* [Exercise aim] Keep the wording of each record exactly the same when you repeat it, and leave out pictures.

[Records excerpted from a collection]
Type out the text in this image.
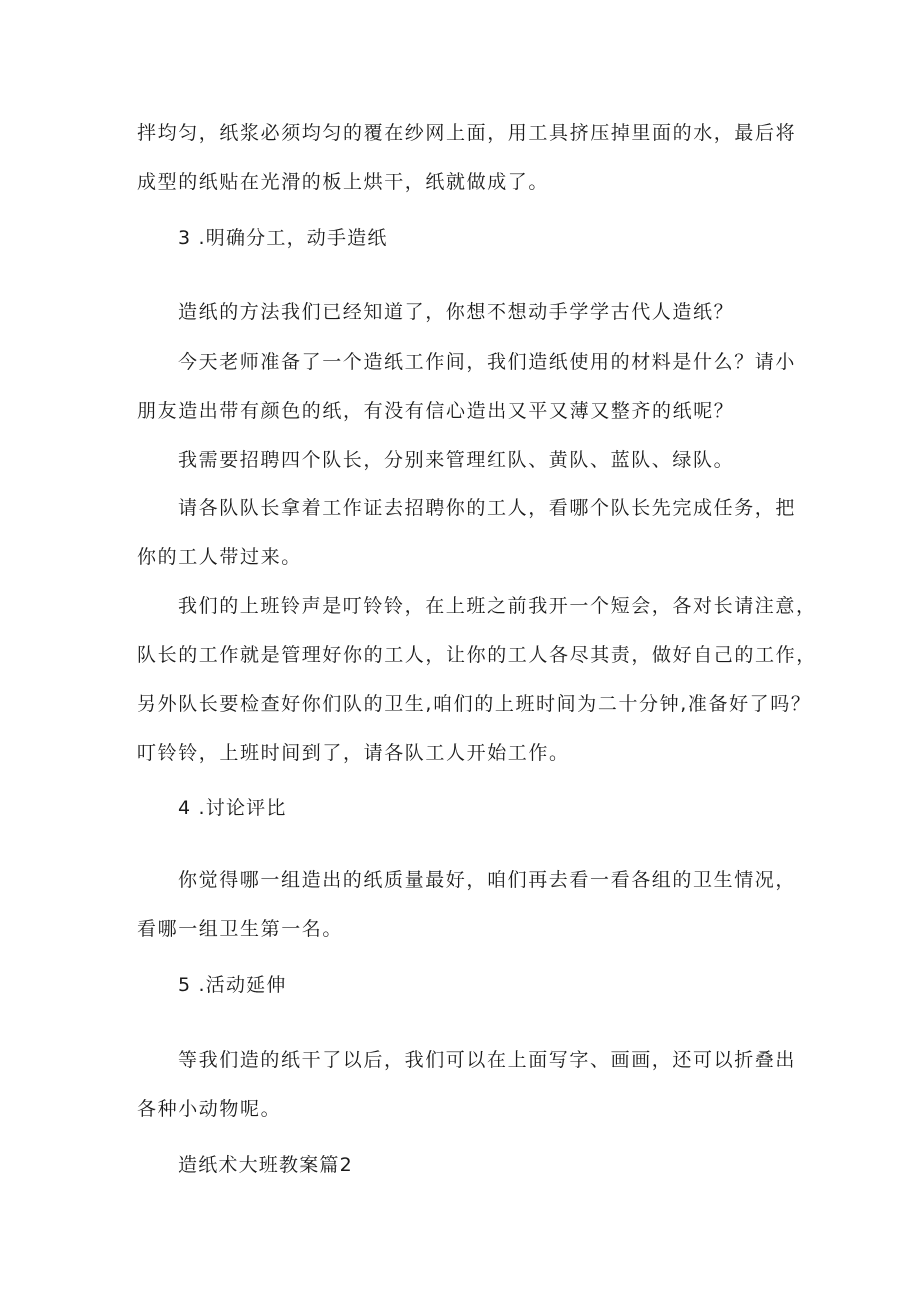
拌均匀，纸浆必须均匀的覆在纱网上面，用工具挤压掉里面的水，最后将
成型的纸贴在光滑的板上烘干，纸就做成了。
3 .明确分工，动手造纸
造纸的方法我们已经知道了，你想不想动手学学古代人造纸？
今天老师准备了一个造纸工作间，我们造纸使用的材料是什么？请小
朋友造出带有颜色的纸，有没有信心造出又平又薄又整齐的纸呢？
我需要招聘四个队长，分别来管理红队、黄队、蓝队、绿队。
请各队队长拿着工作证去招聘你的工人，看哪个队长先完成任务，把
你的工人带过来。
我们的上班铃声是叮铃铃，在上班之前我开一个短会，各对长请注意，
队长的工作就是管理好你的工人，让你的工人各尽其责，做好自己的工作，
另外队长要检查好你们队的卫生,咱们的上班时间为二十分钟,准备好了吗？
叮铃铃，上班时间到了，请各队工人开始工作。
4 .讨论评比
你觉得哪一组造出的纸质量最好，咱们再去看一看各组的卫生情况，
看哪一组卫生第一名。
5 .活动延伸
等我们造的纸干了以后，我们可以在上面写字、画画，还可以折叠出
各种小动物呢。
造纸术大班教案篇2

* [The reply]
Type out the text in this image.
拌均匀，纸浆必须均匀的覆在纱网上面，用工具挤压掉里面的水，最后将
成型的纸贴在光滑的板上烘干，纸就做成了。
3 .明确分工，动手造纸
造纸的方法我们已经知道了，你想不想动手学学古代人造纸？
今天老师准备了一个造纸工作间，我们造纸使用的材料是什么？请小
朋友造出带有颜色的纸，有没有信心造出又平又薄又整齐的纸呢？
我需要招聘四个队长，分别来管理红队、黄队、蓝队、绿队。
请各队队长拿着工作证去招聘你的工人，看哪个队长先完成任务，把
你的工人带过来。
我们的上班铃声是叮铃铃，在上班之前我开一个短会，各对长请注意，
队长的工作就是管理好你的工人，让你的工人各尽其责，做好自己的工作，
另外队长要检查好你们队的卫生,咱们的上班时间为二十分钟,准备好了吗？
叮铃铃，上班时间到了，请各队工人开始工作。
4 .讨论评比
你觉得哪一组造出的纸质量最好，咱们再去看一看各组的卫生情况，
看哪一组卫生第一名。
5 .活动延伸
等我们造的纸干了以后，我们可以在上面写字、画画，还可以折叠出
各种小动物呢。
造纸术大班教案篇2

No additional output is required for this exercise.